Records that describe figures:
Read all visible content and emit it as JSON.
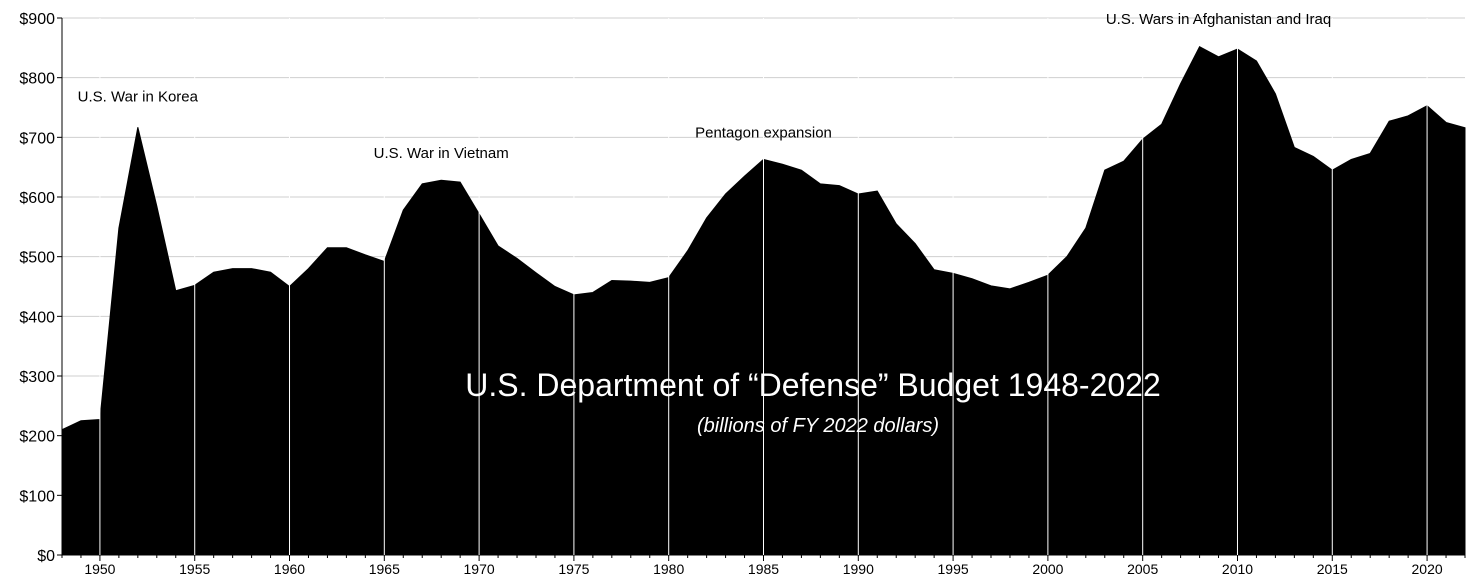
{
  "chart_data": {
    "type": "area",
    "title": "U.S. Department of “Defense” Budget 1948-2022",
    "subtitle": "(billions of FY 2022 dollars)",
    "xlabel": "",
    "ylabel": "",
    "xlim": [
      1948,
      2022
    ],
    "ylim": [
      0,
      900
    ],
    "yticks": [
      0,
      100,
      200,
      300,
      400,
      500,
      600,
      700,
      800,
      900
    ],
    "ytick_labels": [
      "$0",
      "$100",
      "$200",
      "$300",
      "$400",
      "$500",
      "$600",
      "$700",
      "$800",
      "$900"
    ],
    "xticks": [
      1950,
      1955,
      1960,
      1965,
      1970,
      1975,
      1980,
      1985,
      1990,
      1995,
      2000,
      2005,
      2010,
      2015,
      2020
    ],
    "xtick_labels": [
      "1950",
      "1955",
      "1960",
      "1965",
      "1970",
      "1975",
      "1980",
      "1985",
      "1990",
      "1995",
      "2000",
      "2005",
      "2010",
      "2015",
      "2020"
    ],
    "grid": "vertical lines every 5 years",
    "legend": "none",
    "colors": {
      "area": "#000000",
      "gridlines": "#ffffff",
      "background": "#ffffff",
      "title_text": "#ffffff"
    },
    "x": [
      1948,
      1949,
      1950,
      1951,
      1952,
      1953,
      1954,
      1955,
      1956,
      1957,
      1958,
      1959,
      1960,
      1961,
      1962,
      1963,
      1964,
      1965,
      1966,
      1967,
      1968,
      1969,
      1970,
      1971,
      1972,
      1973,
      1974,
      1975,
      1976,
      1977,
      1978,
      1979,
      1980,
      1981,
      1982,
      1983,
      1984,
      1985,
      1986,
      1987,
      1988,
      1989,
      1990,
      1991,
      1992,
      1993,
      1994,
      1995,
      1996,
      1997,
      1998,
      1999,
      2000,
      2001,
      2002,
      2003,
      2004,
      2005,
      2006,
      2007,
      2008,
      2009,
      2010,
      2011,
      2012,
      2013,
      2014,
      2015,
      2016,
      2017,
      2018,
      2019,
      2020,
      2021,
      2022
    ],
    "series": [
      {
        "values": [
          210,
          225,
          227,
          548,
          717,
          585,
          443,
          452,
          474,
          480,
          480,
          474,
          450,
          480,
          515,
          515,
          503,
          492,
          578,
          622,
          628,
          625,
          572,
          518,
          497,
          473,
          450,
          436,
          440,
          460,
          459,
          457,
          465,
          510,
          565,
          605,
          635,
          663,
          655,
          645,
          622,
          619,
          605,
          610,
          555,
          522,
          478,
          472,
          463,
          451,
          446,
          457,
          469,
          500,
          548,
          645,
          660,
          697,
          722,
          790,
          852,
          835,
          848,
          828,
          773,
          683,
          668,
          645,
          663,
          673,
          727,
          736,
          753,
          725,
          716
        ]
      }
    ],
    "annotations": [
      {
        "text": "U.S. War in Korea",
        "x": 1952,
        "y": 760
      },
      {
        "text": "U.S. War in Vietnam",
        "x": 1968,
        "y": 665
      },
      {
        "text": "Pentagon expansion",
        "x": 1985,
        "y": 700
      },
      {
        "text": "U.S. Wars in Afghanistan and Iraq",
        "x": 2009,
        "y": 890
      }
    ]
  }
}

#### Task brief:
Show all lines above holding "ffffff".

#### The result:
      "gridlines": "#ffffff",
      "background": "#ffffff",
      "title_text": "#ffffff"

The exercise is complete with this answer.